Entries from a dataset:
════════════════

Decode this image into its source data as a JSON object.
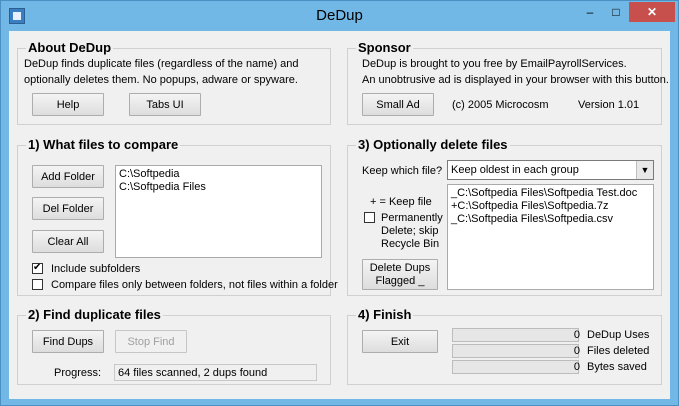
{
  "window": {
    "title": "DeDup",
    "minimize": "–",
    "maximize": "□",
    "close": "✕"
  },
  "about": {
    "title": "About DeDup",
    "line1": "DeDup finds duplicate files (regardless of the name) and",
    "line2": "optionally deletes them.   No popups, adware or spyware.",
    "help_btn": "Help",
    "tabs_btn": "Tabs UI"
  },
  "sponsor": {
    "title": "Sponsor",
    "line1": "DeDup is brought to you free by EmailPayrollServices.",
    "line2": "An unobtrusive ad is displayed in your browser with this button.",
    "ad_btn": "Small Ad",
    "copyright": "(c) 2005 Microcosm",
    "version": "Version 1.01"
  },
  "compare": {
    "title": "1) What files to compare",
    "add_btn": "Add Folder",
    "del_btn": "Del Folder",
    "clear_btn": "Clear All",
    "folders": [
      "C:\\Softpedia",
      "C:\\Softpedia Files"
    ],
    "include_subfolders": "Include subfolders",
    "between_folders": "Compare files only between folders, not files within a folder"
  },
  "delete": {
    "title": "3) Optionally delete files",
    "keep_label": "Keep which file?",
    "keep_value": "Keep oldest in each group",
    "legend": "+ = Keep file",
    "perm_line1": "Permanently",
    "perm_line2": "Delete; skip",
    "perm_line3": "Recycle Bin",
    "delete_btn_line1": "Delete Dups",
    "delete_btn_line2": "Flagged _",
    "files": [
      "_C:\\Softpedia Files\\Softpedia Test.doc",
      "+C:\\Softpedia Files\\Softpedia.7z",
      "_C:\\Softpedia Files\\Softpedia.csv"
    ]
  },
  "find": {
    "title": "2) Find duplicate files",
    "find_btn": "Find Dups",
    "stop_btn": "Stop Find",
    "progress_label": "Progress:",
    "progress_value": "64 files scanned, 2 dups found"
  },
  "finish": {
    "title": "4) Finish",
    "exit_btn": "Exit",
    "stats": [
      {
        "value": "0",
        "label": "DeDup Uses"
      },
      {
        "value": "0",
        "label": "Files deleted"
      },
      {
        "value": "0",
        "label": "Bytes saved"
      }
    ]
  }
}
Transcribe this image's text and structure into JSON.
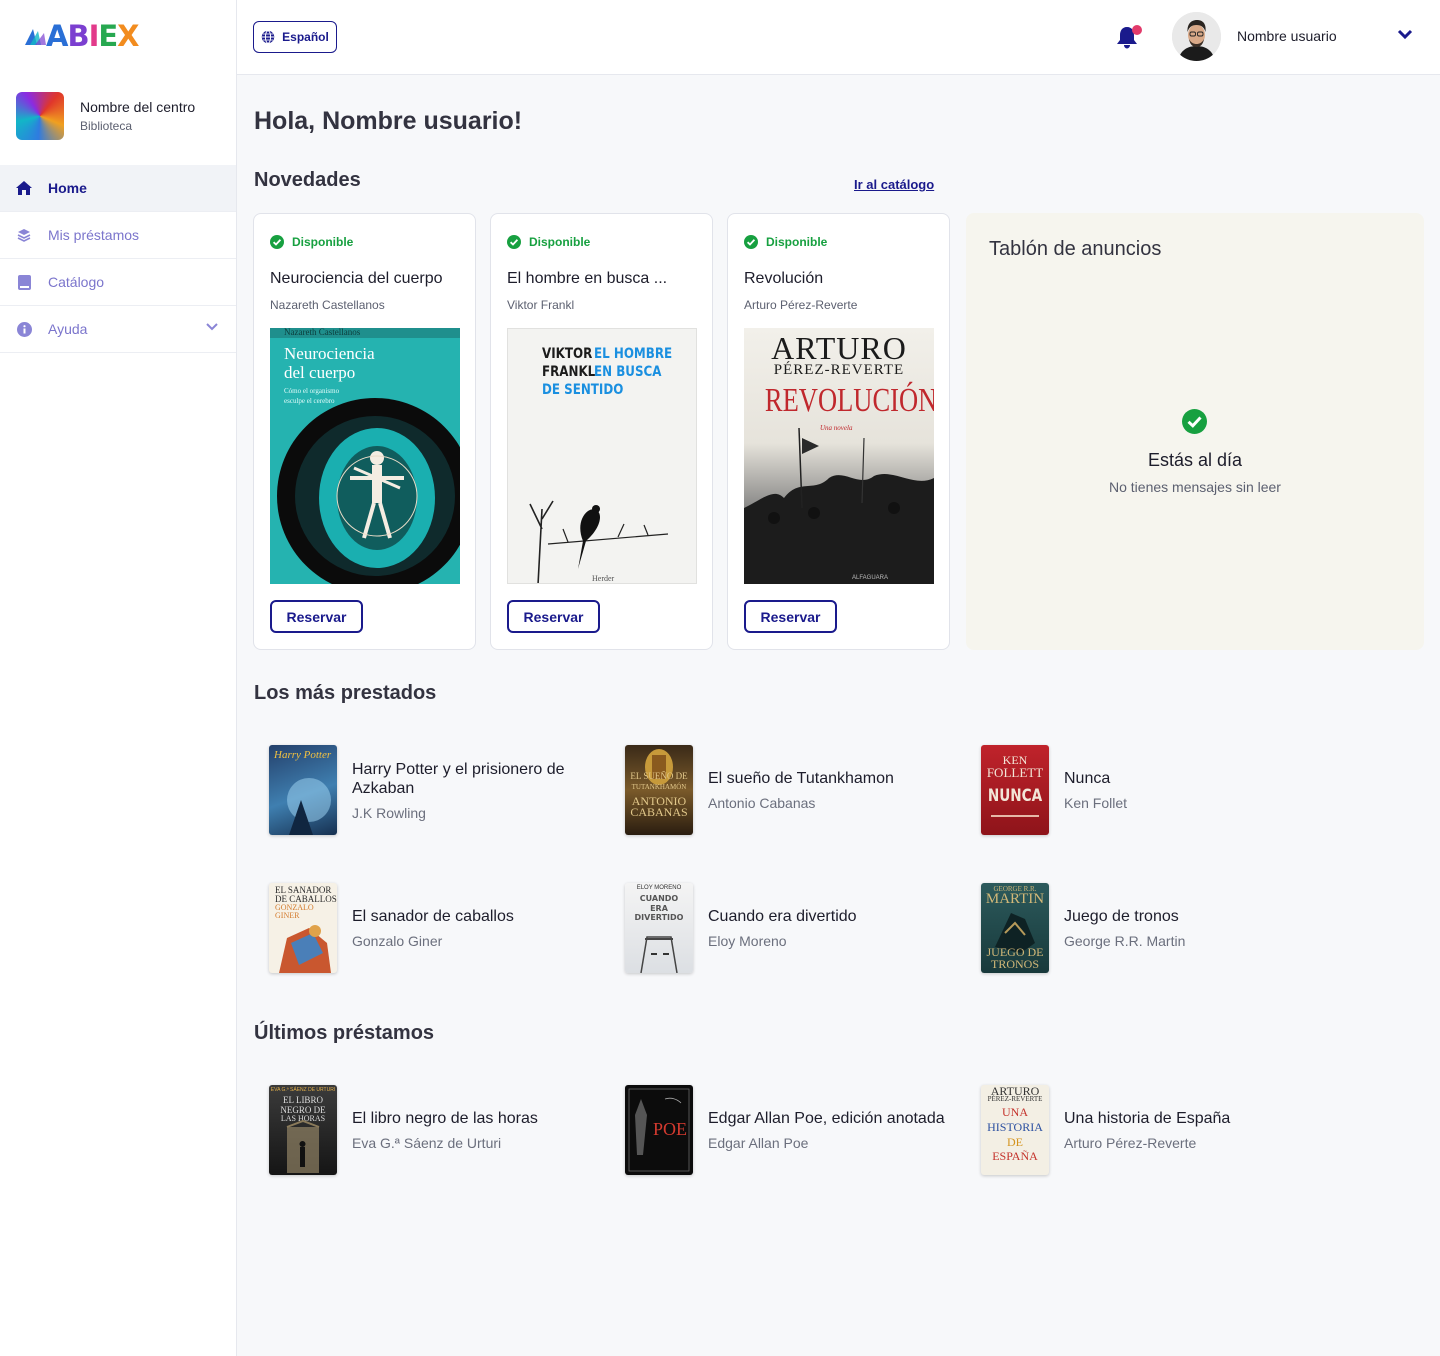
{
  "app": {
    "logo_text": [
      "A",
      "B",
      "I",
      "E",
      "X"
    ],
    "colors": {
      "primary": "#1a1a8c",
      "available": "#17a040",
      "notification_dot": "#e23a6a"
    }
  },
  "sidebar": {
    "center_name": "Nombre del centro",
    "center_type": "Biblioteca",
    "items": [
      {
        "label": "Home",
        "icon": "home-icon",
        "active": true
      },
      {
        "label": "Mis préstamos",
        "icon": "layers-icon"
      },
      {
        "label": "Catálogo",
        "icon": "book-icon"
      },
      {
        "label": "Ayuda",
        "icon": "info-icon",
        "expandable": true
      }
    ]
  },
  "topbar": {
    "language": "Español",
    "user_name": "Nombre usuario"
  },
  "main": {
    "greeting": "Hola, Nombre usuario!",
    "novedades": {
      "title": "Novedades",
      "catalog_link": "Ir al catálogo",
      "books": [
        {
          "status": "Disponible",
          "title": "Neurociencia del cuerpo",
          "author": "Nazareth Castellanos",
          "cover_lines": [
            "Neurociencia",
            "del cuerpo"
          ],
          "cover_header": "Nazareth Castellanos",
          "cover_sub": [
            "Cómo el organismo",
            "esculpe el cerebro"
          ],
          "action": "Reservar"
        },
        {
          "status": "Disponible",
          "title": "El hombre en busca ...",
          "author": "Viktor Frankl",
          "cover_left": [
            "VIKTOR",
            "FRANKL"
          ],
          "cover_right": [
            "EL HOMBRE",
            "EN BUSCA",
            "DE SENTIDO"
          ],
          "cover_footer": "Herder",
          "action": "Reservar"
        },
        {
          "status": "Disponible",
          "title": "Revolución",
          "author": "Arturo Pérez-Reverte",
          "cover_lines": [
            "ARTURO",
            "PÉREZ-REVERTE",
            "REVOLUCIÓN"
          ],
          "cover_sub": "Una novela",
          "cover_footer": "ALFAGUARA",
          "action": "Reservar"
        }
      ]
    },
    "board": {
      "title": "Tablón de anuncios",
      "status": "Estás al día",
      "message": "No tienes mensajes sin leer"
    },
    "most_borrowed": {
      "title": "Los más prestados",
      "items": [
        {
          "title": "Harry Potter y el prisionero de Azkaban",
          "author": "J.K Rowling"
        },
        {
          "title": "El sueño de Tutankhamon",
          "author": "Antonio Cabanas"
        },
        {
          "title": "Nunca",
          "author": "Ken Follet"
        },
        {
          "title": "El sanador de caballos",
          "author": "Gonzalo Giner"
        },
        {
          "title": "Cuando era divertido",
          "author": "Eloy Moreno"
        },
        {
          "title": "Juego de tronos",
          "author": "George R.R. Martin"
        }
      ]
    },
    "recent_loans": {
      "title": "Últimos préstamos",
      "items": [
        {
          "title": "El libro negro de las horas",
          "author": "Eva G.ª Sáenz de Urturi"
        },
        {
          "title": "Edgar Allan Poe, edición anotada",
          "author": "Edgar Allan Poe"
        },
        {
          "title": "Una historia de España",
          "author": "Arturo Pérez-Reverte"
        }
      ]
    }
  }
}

════════════════

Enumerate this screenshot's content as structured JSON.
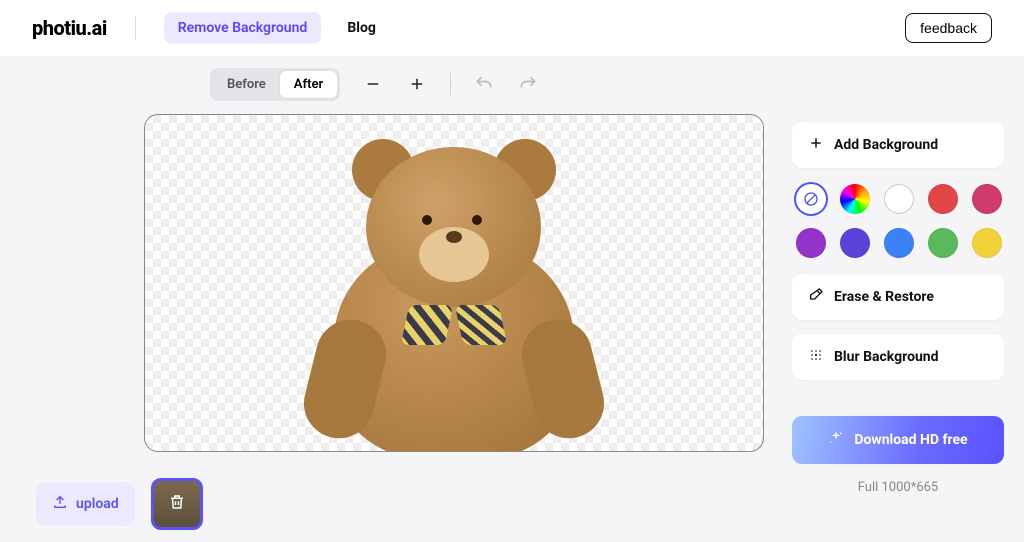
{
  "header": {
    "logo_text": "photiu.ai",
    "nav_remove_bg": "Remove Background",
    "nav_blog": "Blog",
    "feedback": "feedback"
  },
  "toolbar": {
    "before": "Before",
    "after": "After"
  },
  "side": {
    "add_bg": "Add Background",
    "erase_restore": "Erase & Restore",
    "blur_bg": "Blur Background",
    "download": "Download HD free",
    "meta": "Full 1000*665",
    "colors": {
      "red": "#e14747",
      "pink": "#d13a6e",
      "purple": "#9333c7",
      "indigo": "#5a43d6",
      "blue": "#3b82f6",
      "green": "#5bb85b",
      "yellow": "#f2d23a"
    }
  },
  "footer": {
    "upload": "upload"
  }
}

════════════════

# Challenge:
Pick out lines containing the word "JSON", each one as written.

# Solution to this task:
Decode this image into its source data as a JSON object.
Transcribe this image's text and structure into JSON.
Enumerate this screenshot's content as structured JSON.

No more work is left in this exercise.